Document passage ▸
* * * *

[ML] PyTorch Functions

Torch.autograd.Function

torch.autograd.Function lets you define a custom op with explicit forward() and backward() passes. Common built-ins like MaxPool are implemented this way. It’s especially useful for wrapping a CUDA kernel — calling FurthestSampling.apply exposes it as a regular callable you can drop into your model.

class FurthestSampling(Function):
    @staticmethod
    def forward(ctx, xyz: torch.Tensor, m: int) -> torch.Tensor:
        """
        input: xyz: (B, N, 3)
               m: number of points to sample
        output: idx: (B, m) int32
        NOTE: kernel supports float32 and float16.
              For fp16, coordinates must be < ~181 units apart (max sq dist ~65504).
        """
        assert xyz.is_contiguous()
        b, n, _ = xyz.size()
        idx = torch.zeros(b, m, dtype=torch.int32, device=xyz.device)
        temp = torch.full((b, n), float('inf'), dtype=xyz.dtype, device=xyz.device)
        pointops_cuda.furthestsampling_cuda(b, n, m, xyz, temp, idx)
        return idx

    @staticmethod
    def backward(ctx, grad_idx):
        return None, None

furthestsampling = FurthestSampling.apply

backward() returns None for both inputs because furthest-point sampling only selects indices — it is non-differentiable, so no gradients flow back through it:

\[\frac{\partial\, \text{idx}}{\partial\, \text{xyz}} = 0 \quad \text{(undefined / not provided)}\]

xyz receives no gradients from this op — the sampling step acts as a stop-gradient.
m is a plain Python int, so it has no gradient anyway.

Why backprop still works in practice

selected = feat[..., idx, :]   # shape (B, m, C)

feat does have a gradient, and torch.gather is differentiable w.r.t. feat. So gradients flow through the gathered features back into the feature extractor — the network learns what features to produce, even though it cannot learn where to sample.

Operations

Convolution

conv1d vs conv 2d:

Conv1d is used when data is (B, C, N) — a list of N independent vectors:
Conv2d is used when data is (B, C, M, K) — a grid of M points × K neighbors:

Normalization

nn.GroupNorm(ngroups, hidden) splits hidden channels (layers) into ngroups, then nomalize points across each group. This could be more stable in small batches. E.g., hidden = 8 channels, ngroups = 2 . Then channels are split: Group 0: channels 0–3, Group 1: channels 4–7.

\[\hat{x} = \frac{x - \mu}{\sqrt{\sigma^2 + \epsilon}}\]

Then apply the learned shift and scale:

\[y = \gamma \hat{x} + \beta\]

nn.ReLU(inplace=True) modifies the input tensor in place

relu(x) = max(0, x)

Sometimes it could break autograd if the original pre-Relu value is needed, e.g., skip connections. If those values are not reused they are usually fine.

* * * *

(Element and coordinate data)

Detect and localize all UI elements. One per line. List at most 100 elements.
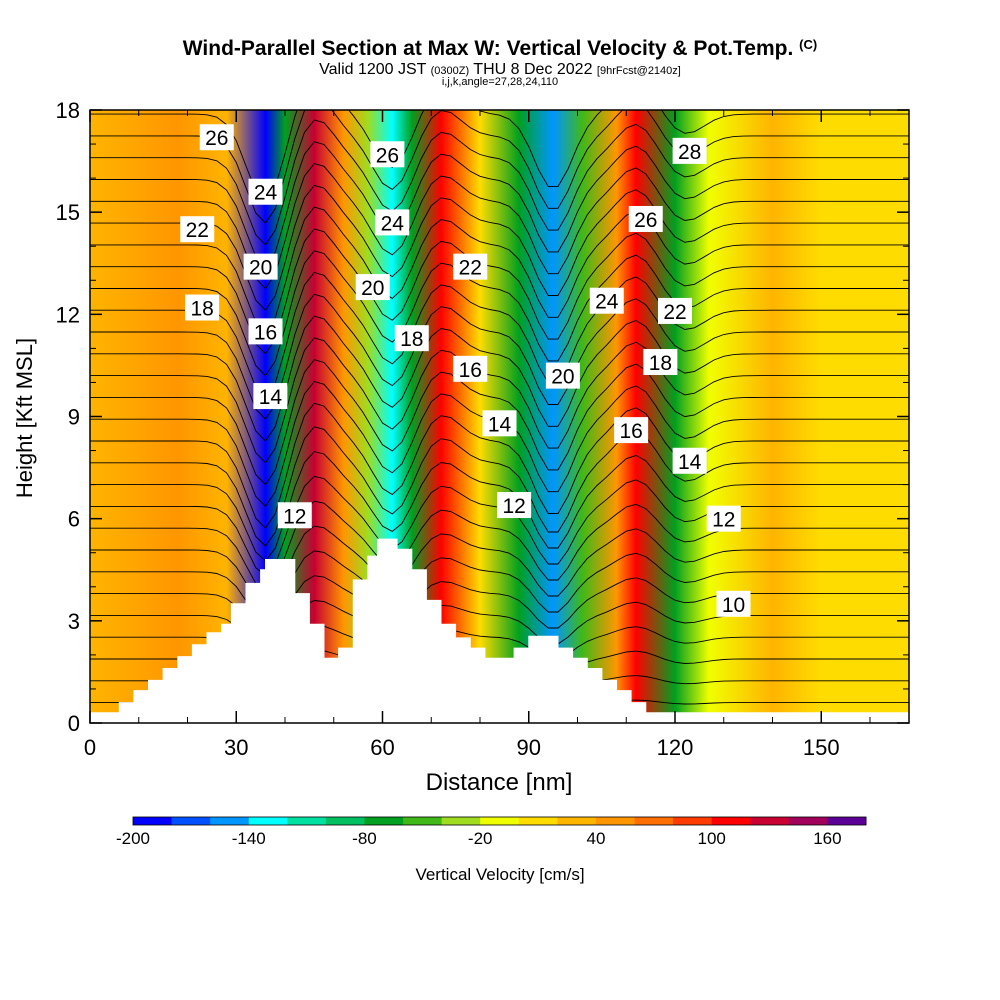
contour-label: 16 bbox=[614, 417, 649, 444]
y-axis-label: Height [Kft MSL] bbox=[12, 338, 37, 498]
colorbar-swatch bbox=[788, 817, 828, 825]
colorbar-tick-label: 160 bbox=[813, 829, 841, 848]
contour-label-text: 10 bbox=[722, 594, 745, 617]
chart-indices: i,j,k,angle=27,28,24,110 bbox=[441, 76, 559, 88]
contour-label-text: 12 bbox=[502, 495, 525, 518]
colorbar-swatch bbox=[750, 817, 790, 825]
y-tick-label: 9 bbox=[68, 405, 80, 430]
contour-label-text: 18 bbox=[190, 298, 213, 321]
contour-label-box bbox=[658, 297, 692, 324]
isentrope-line bbox=[90, 163, 909, 290]
colorbar-tick-label: -80 bbox=[352, 829, 377, 848]
isentrope-line bbox=[90, 228, 909, 355]
colorbar-swatch bbox=[827, 817, 867, 825]
colorbar-tick-label: -140 bbox=[232, 829, 266, 848]
contour-label: 20 bbox=[243, 253, 278, 280]
contour-label: 26 bbox=[370, 141, 405, 168]
terrain bbox=[90, 538, 909, 723]
isentrope-line bbox=[90, 206, 909, 333]
isentrope-line bbox=[90, 271, 909, 399]
colorbar-swatch bbox=[133, 817, 173, 825]
contour-label-text: 26 bbox=[634, 209, 657, 232]
contour-label-box bbox=[672, 447, 707, 474]
contour-label: 20 bbox=[355, 274, 390, 301]
contour-label-text: 22 bbox=[186, 219, 209, 242]
isentrope-line bbox=[90, 315, 909, 442]
colorbar-swatch bbox=[595, 817, 636, 825]
contour-label: 22 bbox=[453, 253, 488, 280]
colorbar: -200 -140 -80 -20 40 100 160 bbox=[116, 816, 867, 848]
contour-label: 26 bbox=[199, 124, 234, 151]
contour-label-text: 28 bbox=[678, 141, 701, 164]
contour-label-text: 20 bbox=[249, 257, 272, 280]
isentrope-line bbox=[90, 426, 909, 547]
contour-label-box bbox=[453, 253, 488, 280]
colorbar-swatch bbox=[287, 817, 327, 825]
contour-label-text: 22 bbox=[459, 257, 482, 280]
contour-label-box bbox=[185, 294, 220, 321]
isentrope-line bbox=[90, 141, 909, 268]
contour-label: 14 bbox=[482, 410, 517, 437]
colorbar-swatch bbox=[518, 817, 558, 825]
colorbar-tick-label: 100 bbox=[697, 829, 725, 848]
isentrope-line bbox=[90, 500, 909, 592]
colorbar-swatch bbox=[403, 817, 443, 825]
isentrope-line bbox=[90, 600, 909, 651]
contour-label: 12 bbox=[706, 505, 741, 532]
colorbar-swatch bbox=[171, 817, 211, 825]
contour-label-box bbox=[545, 362, 580, 389]
isentrope-line bbox=[90, 359, 909, 486]
colorbar-tick-label: 40 bbox=[586, 829, 605, 848]
contour-label: 14 bbox=[253, 383, 288, 410]
y-tick-label: 18 bbox=[56, 98, 80, 123]
isentrope-line bbox=[90, 550, 909, 621]
contour-label-box bbox=[706, 505, 741, 532]
contour-label-box bbox=[355, 274, 390, 301]
y-tick-label: 12 bbox=[56, 302, 80, 327]
isentrope-line bbox=[90, 402, 909, 529]
contour-label-box bbox=[497, 492, 532, 519]
contour-label-text: 20 bbox=[551, 366, 574, 389]
x-tick-label: 60 bbox=[370, 735, 394, 760]
colorbar-tick-label: -20 bbox=[468, 829, 493, 848]
colorbar-swatch bbox=[557, 817, 597, 825]
colorbar-tick-label: -200 bbox=[116, 829, 150, 848]
x-axis-label: Distance [nm] bbox=[426, 769, 573, 796]
y-tick-label: 15 bbox=[56, 200, 80, 225]
isentrope-line bbox=[90, 250, 909, 377]
contour-label-text: 16 bbox=[459, 359, 482, 382]
contour-label: 12 bbox=[497, 492, 532, 519]
contour-label: 16 bbox=[453, 355, 488, 382]
contour-label-box bbox=[394, 325, 429, 352]
contour-label: 18 bbox=[643, 349, 678, 376]
y-tick-label: 0 bbox=[68, 711, 80, 736]
contour-label-box bbox=[277, 502, 312, 529]
contour-label-text: 24 bbox=[595, 291, 619, 314]
colorbar-swatch bbox=[673, 817, 713, 825]
colorbar-swatch bbox=[364, 817, 404, 825]
contour-label-box bbox=[453, 355, 488, 382]
contour-label-box bbox=[614, 417, 649, 444]
contour-label-text: 18 bbox=[649, 352, 672, 375]
contour-label-text: 20 bbox=[361, 277, 384, 300]
contour-label: 28 bbox=[672, 137, 707, 164]
contour-label: 24 bbox=[375, 209, 410, 236]
plot-area bbox=[90, 110, 909, 723]
x-tick-label: 150 bbox=[803, 735, 840, 760]
contour-label-box bbox=[180, 216, 215, 243]
contour-label-text: 12 bbox=[283, 505, 306, 528]
contour-label: 10 bbox=[716, 590, 751, 617]
contour-label: 14 bbox=[672, 447, 707, 474]
contour-label: 16 bbox=[248, 318, 283, 345]
colorbar-frame bbox=[132, 816, 867, 826]
isentrope-line bbox=[90, 575, 909, 636]
contour-label-box bbox=[253, 383, 288, 410]
y-tick-label: 6 bbox=[68, 507, 80, 532]
x-tick-label: 30 bbox=[224, 735, 248, 760]
x-tick-label: 90 bbox=[517, 735, 541, 760]
chart-subtitle: Valid 1200 JST (0300Z) THU 8 Dec 2022 [9… bbox=[319, 61, 681, 78]
contour-label-box bbox=[589, 287, 624, 314]
title-mark: (C) bbox=[799, 37, 818, 52]
contour-label-box bbox=[248, 318, 283, 345]
contour-label: 26 bbox=[628, 205, 663, 232]
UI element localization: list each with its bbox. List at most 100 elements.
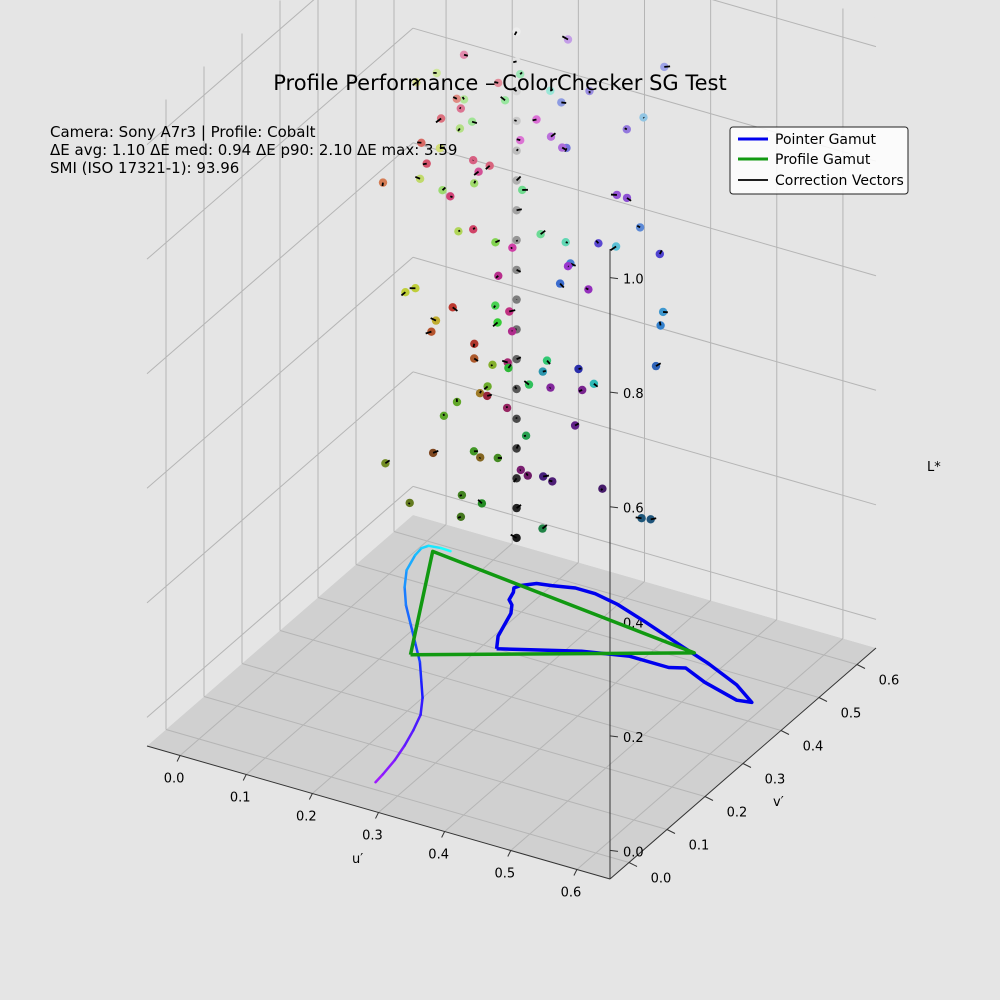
patch-marker bbox=[483, 391, 492, 401]
patch-point bbox=[635, 223, 645, 232]
patch-point bbox=[512, 235, 521, 245]
patch-point bbox=[381, 459, 391, 468]
correction-vector bbox=[519, 71, 523, 75]
patch-point bbox=[589, 379, 599, 388]
grid-left-z bbox=[146, 256, 414, 489]
spectral-locus-segment bbox=[403, 569, 408, 589]
patch-point bbox=[546, 132, 557, 141]
correction-vector bbox=[658, 321, 662, 326]
correction-vector bbox=[457, 515, 462, 519]
patch-point bbox=[491, 238, 501, 247]
patch-point bbox=[512, 206, 522, 215]
chart-title: Profile Performance – ColorChecker SG Te… bbox=[273, 71, 726, 95]
correction-vector bbox=[550, 132, 557, 138]
z-tick bbox=[609, 391, 619, 394]
y-tick-label: 0.2 bbox=[727, 806, 748, 821]
patch-marker bbox=[656, 321, 665, 330]
correction-vector bbox=[493, 305, 496, 309]
z-tick bbox=[609, 849, 619, 852]
correction-vector bbox=[472, 227, 476, 230]
z-tick-label: 0.0 bbox=[623, 845, 644, 860]
patch-marker bbox=[508, 243, 517, 252]
patch-marker bbox=[459, 95, 469, 104]
z-tick bbox=[609, 506, 619, 509]
spectral-locus-segment bbox=[413, 641, 422, 664]
patch-point bbox=[622, 193, 632, 203]
correction-vector bbox=[414, 175, 421, 180]
y-tick-label: 0.3 bbox=[765, 773, 786, 788]
x-tick bbox=[242, 774, 247, 781]
patch-point bbox=[546, 86, 555, 96]
grid-left-z bbox=[146, 27, 414, 260]
correction-vector bbox=[490, 364, 493, 367]
patch-marker bbox=[431, 316, 441, 325]
patch-marker bbox=[512, 57, 521, 66]
patch-point bbox=[585, 86, 594, 96]
correction-vector bbox=[516, 356, 522, 361]
patch-point bbox=[557, 98, 567, 107]
patch-point bbox=[651, 361, 662, 371]
correction-vector bbox=[457, 127, 461, 132]
patch-point bbox=[542, 356, 552, 365]
patch-point bbox=[538, 524, 548, 533]
patch-point bbox=[425, 327, 436, 336]
y-tick-label: 0.5 bbox=[841, 707, 862, 722]
correction-vector bbox=[449, 195, 453, 198]
spectral-locus-segment bbox=[381, 758, 397, 776]
patch-point bbox=[494, 78, 503, 88]
patch-marker bbox=[584, 285, 593, 294]
correction-vector bbox=[515, 175, 522, 182]
x-tick-label: 0.1 bbox=[230, 791, 251, 806]
patch-point bbox=[558, 143, 568, 152]
patch-point bbox=[455, 124, 465, 133]
grid-lines bbox=[146, 0, 877, 870]
correction-vector bbox=[636, 224, 641, 229]
patch-point bbox=[512, 503, 522, 513]
correction-vector bbox=[574, 422, 580, 427]
correction-vector bbox=[513, 60, 517, 64]
correction-vector bbox=[430, 317, 437, 322]
spectral-locus-segment bbox=[393, 744, 406, 762]
patch-point bbox=[452, 397, 462, 407]
patch-point bbox=[536, 229, 546, 239]
patch-marker bbox=[432, 68, 441, 78]
patch-point bbox=[493, 453, 502, 463]
patch-point bbox=[508, 243, 517, 252]
correction-vector bbox=[478, 457, 481, 459]
patch-point bbox=[510, 533, 521, 543]
info-line-1: Camera: Sony A7r3 | Profile: Cobalt bbox=[50, 123, 316, 141]
spectral-locus-segment bbox=[403, 729, 415, 747]
patch-point bbox=[622, 125, 631, 134]
patch-point bbox=[414, 174, 425, 183]
correction-vector bbox=[494, 81, 499, 84]
patch-point bbox=[469, 447, 479, 456]
correction-vector bbox=[459, 106, 462, 110]
y-tick bbox=[742, 763, 752, 768]
correction-vector bbox=[561, 101, 567, 104]
patch-point bbox=[512, 27, 521, 36]
correction-vector bbox=[559, 282, 565, 289]
patch-point bbox=[584, 285, 593, 294]
patch-point bbox=[512, 57, 521, 66]
patch-marker bbox=[521, 431, 531, 440]
correction-vector bbox=[542, 369, 547, 373]
grid-left-z bbox=[146, 0, 315, 146]
patch-point bbox=[570, 421, 580, 430]
correction-vector bbox=[610, 245, 617, 251]
profile-gamut-line bbox=[408, 549, 697, 657]
correction-vector bbox=[472, 343, 476, 348]
correction-vector bbox=[384, 459, 391, 465]
y-tick bbox=[818, 697, 828, 702]
patch-marker bbox=[563, 262, 573, 271]
correction-vector bbox=[578, 367, 582, 370]
correction-vector bbox=[422, 162, 427, 166]
spectral-locus-segment bbox=[427, 544, 443, 550]
legend-label-profile: Profile Gamut bbox=[775, 152, 871, 168]
y-tick-label: 0.4 bbox=[803, 740, 824, 755]
z-tick-label: 0.2 bbox=[623, 731, 644, 746]
patch-marker bbox=[469, 447, 479, 456]
patch-marker bbox=[546, 383, 555, 392]
patch-point bbox=[578, 385, 587, 395]
correction-vector bbox=[595, 240, 600, 244]
correction-vector bbox=[642, 116, 645, 119]
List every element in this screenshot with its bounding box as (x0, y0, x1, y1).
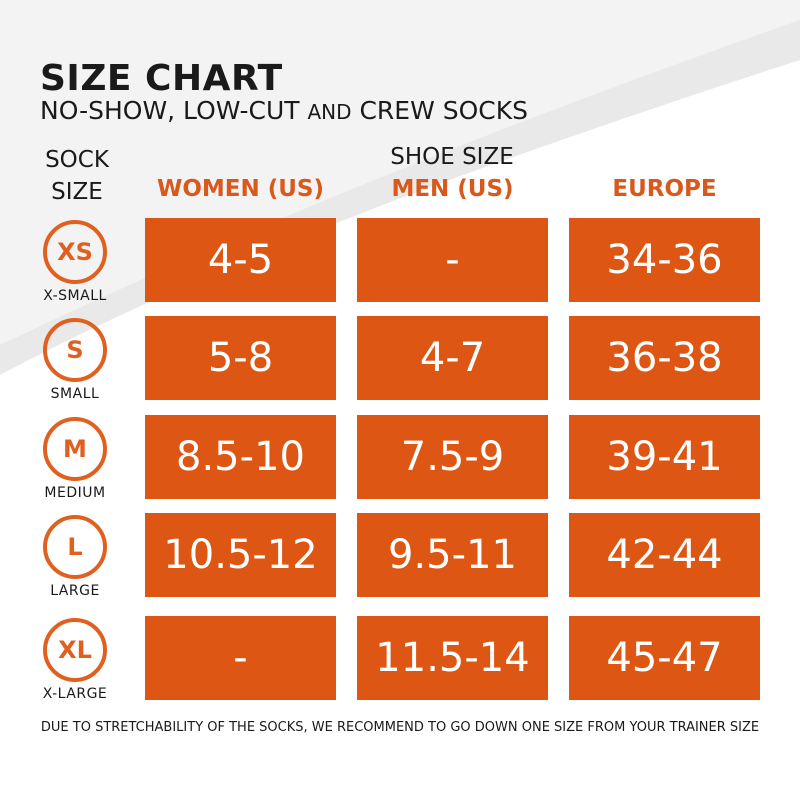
size-name: LARGE (50, 583, 100, 599)
europe-size-cell: 36-38 (569, 316, 760, 400)
column-header-europe: EUROPE (612, 176, 717, 202)
size-name: MEDIUM (44, 485, 106, 501)
subtitle-part-2: AND (307, 100, 352, 124)
men-size-cell: - (357, 218, 548, 302)
europe-size-cell: 39-41 (569, 415, 760, 499)
men-size-cell: 4-7 (357, 316, 548, 400)
shoe-size-header: SHOE SIZE (390, 144, 514, 170)
women-size-cell: - (145, 616, 336, 700)
men-size-cell: 7.5-9 (357, 415, 548, 499)
size-badge: XS (43, 220, 107, 284)
size-name: SMALL (50, 386, 100, 402)
table-row: S SMALL 5-8 4-7 36-38 (0, 316, 800, 416)
europe-size-cell: 45-47 (569, 616, 760, 700)
size-badge: L (43, 515, 107, 579)
table-row: XL X-LARGE - 11.5-14 45-47 (0, 616, 800, 716)
europe-size-cell: 34-36 (569, 218, 760, 302)
men-size-cell: 9.5-11 (357, 513, 548, 597)
size-badge: XL (43, 618, 107, 682)
table-row: M MEDIUM 8.5-10 7.5-9 39-41 (0, 415, 800, 515)
women-size-cell: 10.5-12 (145, 513, 336, 597)
size-name: X-SMALL (43, 288, 107, 304)
sock-size-header: SOCK SIZE (38, 144, 116, 208)
women-size-cell: 5-8 (145, 316, 336, 400)
size-name: X-LARGE (42, 686, 108, 702)
women-size-cell: 4-5 (145, 218, 336, 302)
column-header-men: MEN (US) (391, 176, 514, 202)
subtitle-part-3: CREW SOCKS (351, 96, 529, 125)
subtitle-part-1: NO-SHOW, LOW-CUT (40, 96, 308, 125)
size-badge: S (43, 318, 107, 382)
men-size-cell: 11.5-14 (357, 616, 548, 700)
women-size-cell: 8.5-10 (145, 415, 336, 499)
page-subtitle: NO-SHOW, LOW-CUT AND CREW SOCKS (40, 96, 528, 125)
europe-size-cell: 42-44 (569, 513, 760, 597)
page-title: SIZE CHART (40, 58, 283, 99)
sock-size-header-line2: SIZE (51, 179, 103, 205)
sock-size-header-line1: SOCK (45, 147, 109, 173)
size-badge: M (43, 417, 107, 481)
table-row: XS X-SMALL 4-5 - 34-36 (0, 218, 800, 318)
footnote: DUE TO STRETCHABILITY OF THE SOCKS, WE R… (40, 720, 760, 735)
column-header-women: WOMEN (US) (156, 176, 325, 202)
table-row: L LARGE 10.5-12 9.5-11 42-44 (0, 513, 800, 613)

* * * *

Given instruction 1 ▸
Say whether each statement agrees with the PyTorch notes. Answer yes or no, and quote the words that decide it.
(a) The furthest-sampling kernel supports both float32 and float16.
(b) The backward() method of FurthestSampling passes gradients back to xyz.
(c) Conv1d is the choice for data shaped (B, C, M, K).
Given instruction 2 ▸ Carry the PyTorch notes further, beginning after their last sentence.
This data is not needed for the work on the PyTorch notes.

Exercise output 1 ▸
(a) Yes: "NOTE: kernel supports float32 and float16."
(b) No: "backward() returns None for both inputs because furthest-point sampling only selects indices"
(c) No: "Conv2d is used when data is (B, C, M, K)"

Exercise output 2 ▸
torch.gather()

idx[:, None] is the same as idx.unsqueeze(-1), which adds a new dimension. For example, an array of shape (5,) becomes (5, 1).
idx.repeat(1, fdim, 1): copies the tensor fdim times along the second dimension. E.g., a (5, 1) array after repeat(1, 3) becomes (5, 3):

arr = np.array([1, 2, 3, 4, 5])
arr[:, None].shape        # (5, 1)
t = torch.tensor(arr[:, None])
t.repeat(1, 3)            # shape (5, 3)

torch.gather(input, dim, index) picks input values by their indices along dim:

# - Channel 0 (c=0): `[10, 11, 12, 13, 14]`  
# - Channel 1 (c=1): `[20, 21, 22, 23, 24]`

xyzs =  
[  
  [  # batch 0  
    [10, 11, 12, 13, 14],   # channel 0  
    [20, 21, 22, 23, 24],   # channel 1  
  ]  
]  # shape [1, 2, 5]

# Now choose indices
idx = [[0, 3, 4]]   # shape [1, 3]

torch.gather(xyzs, dim=2, index=idx.unsqueeze(1).expand(-1, 2, -1))
# gives
[  
  [  
    [10, 13, 14],  
    [20, 23, 24],  
  ]  
]   # shape [1, 2, 3]

negative infinity

# Use dtype-aware very negative value  
neg_inf = torch.finfo(logits.dtype).min

Sum

weighted sum across two dims if their dimension numbers are the same:

\[\sum_k attn[b, c, m, k] \cdot t[b, c, k, m]\]

attn = torch.tensor(
[[[[0.2, 0.3, 0.5],  
[0.1, 0.6, 0.3]]]]) # (1,1,2,3) bcmk  
  
t = torch.tensor(
[[[[10., 20.],  
[11., 21.],  
[12., 22.]]]]) # (1,1,3,2) bckm

res = torch.einsum('bcmk, bckm -> bcm', attn, t)
#[0.2 * 10 + 0.3 * 11 + 0.5 * 12, 0.1 * 20 + 0.6 * 21 + 0.3 * 22]
print(res)  # [[[11.3, 21.2]]]

Histogram Count:
- idx: idx to update
- src: values to add to counts
- counts: histogram counting bins

sample_num = 5
idx = torch.tensor([0, 2, 2, 4, 2, 0, 1, 4])   # indices to add into (length N)
src = torch.tensor([3, 22, 1, 1, 1, 1, 1, 1], dtype=torch.long)

counts = torch.zeros(sample_num, dtype=torch.long)
counts.scatter_add_(0, idx, src)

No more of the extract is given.